- [Problem to work on] Copy out each line of the data that holds the word "plain".

Dataset excerpt:

────────────────────────────────────────

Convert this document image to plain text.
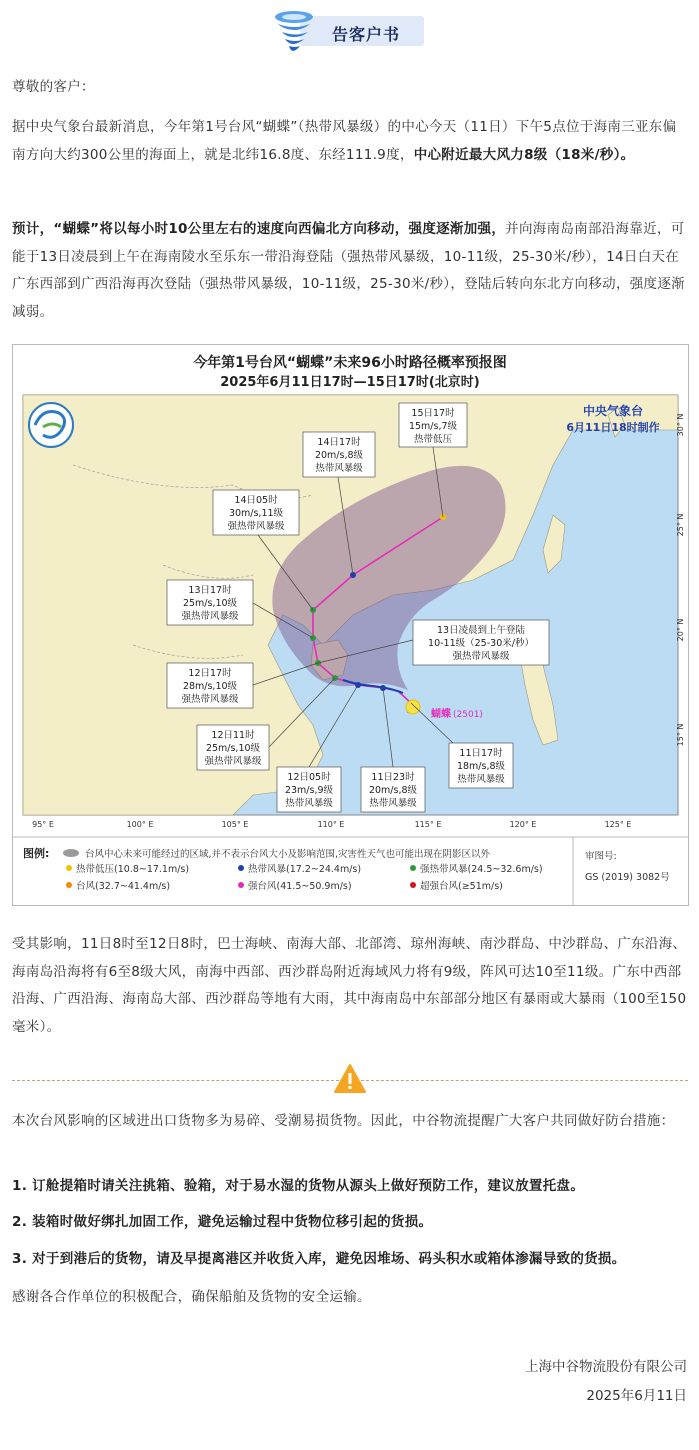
告客户书

尊敬的客户：

据中央气象台最新消息，今年第1号台风“蝴蝶”（热带风暴级）的中心今天（11日）下午5点位于海南三亚东偏南方向大约300公里的海面上，就是北纬16.8度、东经111.9度，中心附近最大风力8级（18米/秒）。

预计，“蝴蝶”将以每小时10公里左右的速度向西偏北方向移动，强度逐渐加强，并向海南岛南部沿海靠近，可能于13日凌晨到上午在海南陵水至乐东一带沿海登陆（强热带风暴级，10-11级，25-30米/秒），14日白天在广东西部到广西沿海再次登陆（强热带风暴级，10-11级，25-30米/秒），登陆后转向东北方向移动，强度逐渐减弱。

今年第1号台风“蝴蝶”未来96小时路径概率预报图
2025年6月11日17时—15日17时(北京时)
蝴蝶 (2501)
中央气象台
6月11日18时制作
15日17时
15m/s,7级
热带低压
14日17时
20m/s,8级
热带风暴级
14日05时
30m/s,11级
强热带风暴级
13日17时
25m/s,10级
强热带风暴级
13日凌晨到上午登陆
10-11级（25-30米/秒）
强热带风暴级
12日17时
28m/s,10级
强热带风暴级
12日11时
25m/s,10级
强热带风暴级
12日05时
23m/s,9级
热带风暴级
11日23时
20m/s,8级
热带风暴级
11日17时
18m/s,8级
热带风暴级
95° E	100° E	105° E	110° E	115° E	120° E	125° E
30° N
25° N
20° N
15° N
图例:	台风中心未来可能经过的区域,并不表示台风大小及影响范围,灾害性天气也可能出现在阴影区以外
热带低压(10.8~17.1m/s)	热带风暴(17.2~24.4m/s)	强热带风暴(24.5~32.6m/s)
台风(32.7~41.4m/s)	强台风(41.5~50.9m/s)	超强台风(≥51m/s)
审图号:
GS (2019) 3082号

受其影响，11日8时至12日8时，巴士海峡、南海大部、北部湾、琼州海峡、南沙群岛、中沙群岛、广东沿海、海南岛沿海将有6至8级大风，南海中西部、西沙群岛附近海域风力将有9级，阵风可达10至11级。广东中西部沿海、广西沿海、海南岛大部、西沙群岛等地有大雨，其中海南岛中东部部分地区有暴雨或大暴雨（100至150毫米）。

本次台风影响的区域进出口货物多为易碎、受潮易损货物。因此，中谷物流提醒广大客户共同做好防台措施：

1. 订舱提箱时请关注挑箱、验箱，对于易水湿的货物从源头上做好预防工作，建议放置托盘。

2. 装箱时做好绑扎加固工作，避免运输过程中货物位移引起的货损。

3. 对于到港后的货物，请及早提离港区并收货入库，避免因堆场、码头积水或箱体渗漏导致的货损。

感谢各合作单位的积极配合，确保船舶及货物的安全运输。

上海中谷物流股份有限公司
2025年6月11日
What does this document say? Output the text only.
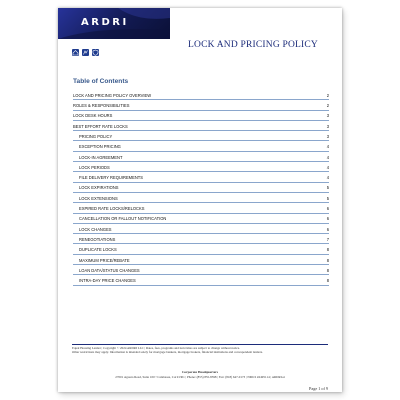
ARDRI
LOCK AND PRICING POLICY
Table of Contents
LOCK AND PRICING POLICY OVERVIEW	2
ROLES & RESPONSIBILITIES	2
LOCK DESK HOURS	3
BEST EFFORT RATE LOCKS	3
PRICING POLICY	3
EXCEPTION PRICING	4
LOCK-IN AGREEMENT	4
LOCK PERIODS	4
FILE DELIVERY REQUIREMENTS	4
LOCK EXPIRATIONS	5
LOCK EXTENSIONS	5
EXPIRED RATE LOCKS/RELOCKS	6
CANCELLATION OR FALLOUT NOTIFICATION	6
LOCK CHANGES	6
RENEGOTIATIONS	7
DUPLICATE LOCKS	8
MAXIMUM PRICE/REBATE	8
LOAN DATA/STATUS CHANGES	8
INTRA-DAY PRICE CHANGES	8
Equal Housing Lender | Copyright © 2024 ARDRI LLC | Rates, fees, programs and turn times are subject to change without notice.
Other restrictions may apply. Information is intended solely for mortgage bankers, mortgage brokers, financial institutions and correspondent lenders.
Corporate Headquarters
27001 Agoura Road, Suite 100 • Calabasas, CA 91301 | Phone: (855) 855-8598 | Fax: (818) 647-0173 | NMLS #2495114 | ARDRI.ai
Page 1 of 9
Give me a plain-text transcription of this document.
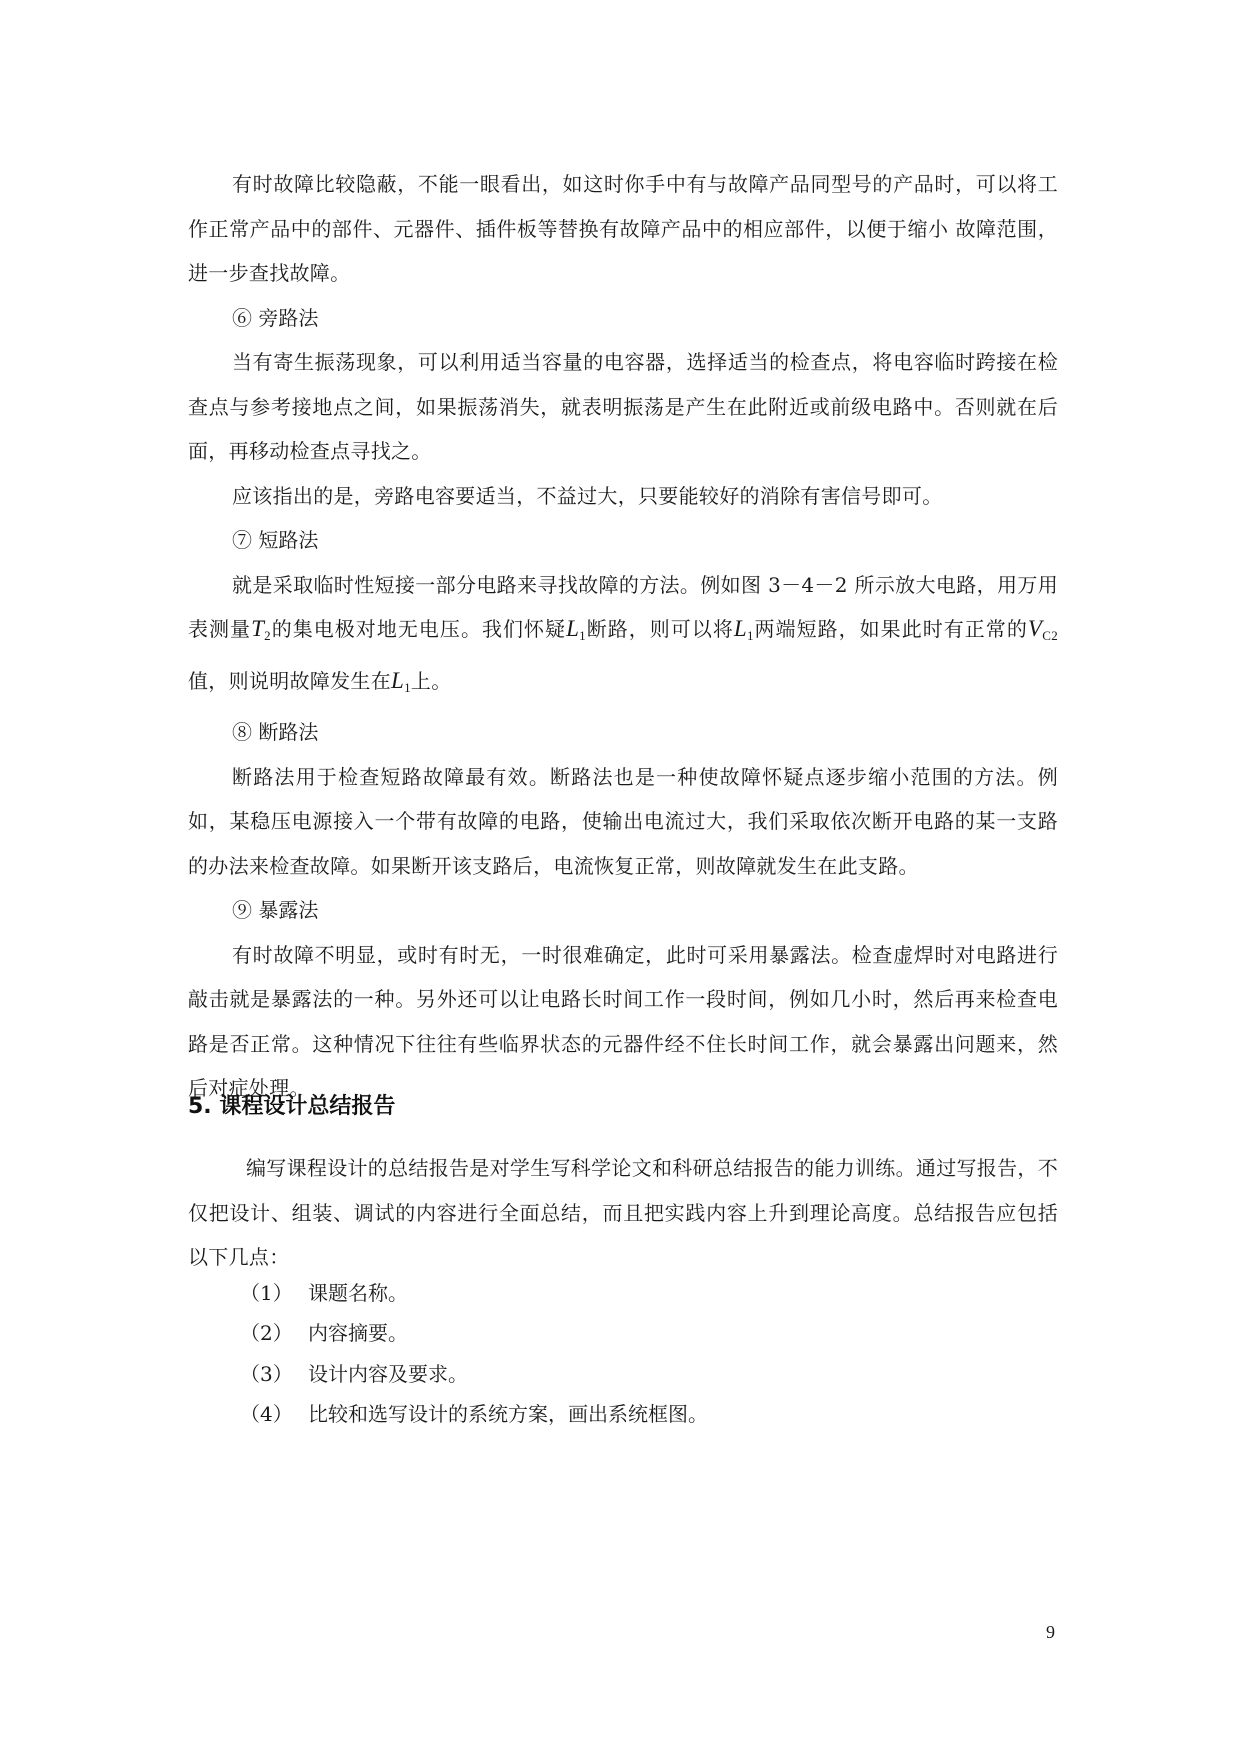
有时故障比较隐蔽，不能一眼看出，如这时你手中有与故障产品同型号的产品时，可以将工作正常产品中的部件、元器件、插件板等替换有故障产品中的相应部件，以便于缩小 故障范围，进一步查找故障。

⑥ 旁路法

当有寄生振荡现象，可以利用适当容量的电容器，选择适当的检查点，将电容临时跨接在检查点与参考接地点之间，如果振荡消失，就表明振荡是产生在此附近或前级电路中。否则就在后面，再移动检查点寻找之。

应该指出的是，旁路电容要适当，不益过大，只要能较好的消除有害信号即可。

⑦ 短路法

就是采取临时性短接一部分电路来寻找故障的方法。例如图 3－4－2 所示放大电路，用万用表测量T2的集电极对地无电压。我们怀疑L1断路，则可以将L1两端短路，如果此时有正常的VC2值，则说明故障发生在L1上。

⑧ 断路法

断路法用于检查短路故障最有效。断路法也是一种使故障怀疑点逐步缩小范围的方法。例如，某稳压电源接入一个带有故障的电路，使输出电流过大，我们采取依次断开电路的某一支路的办法来检查故障。如果断开该支路后，电流恢复正常，则故障就发生在此支路。

⑨ 暴露法

有时故障不明显，或时有时无，一时很难确定，此时可采用暴露法。检查虚焊时对电路进行敲击就是暴露法的一种。另外还可以让电路长时间工作一段时间，例如几小时，然后再来检查电路是否正常。这种情况下往往有些临界状态的元器件经不住长时间工作，就会暴露出问题来，然后对症处理。

5. 课程设计总结报告

编写课程设计的总结报告是对学生写科学论文和科研总结报告的能力训练。通过写报告，不仅把设计、组装、调试的内容进行全面总结，而且把实践内容上升到理论高度。总结报告应包括以下几点：

（1） 课题名称。

（2） 内容摘要。

（3） 设计内容及要求。

（4） 比较和选写设计的系统方案，画出系统框图。

9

────────────────────────────────────────

- [Complete answer]
Convert this document image to plain text.
Give me a plain-text transcription of this document.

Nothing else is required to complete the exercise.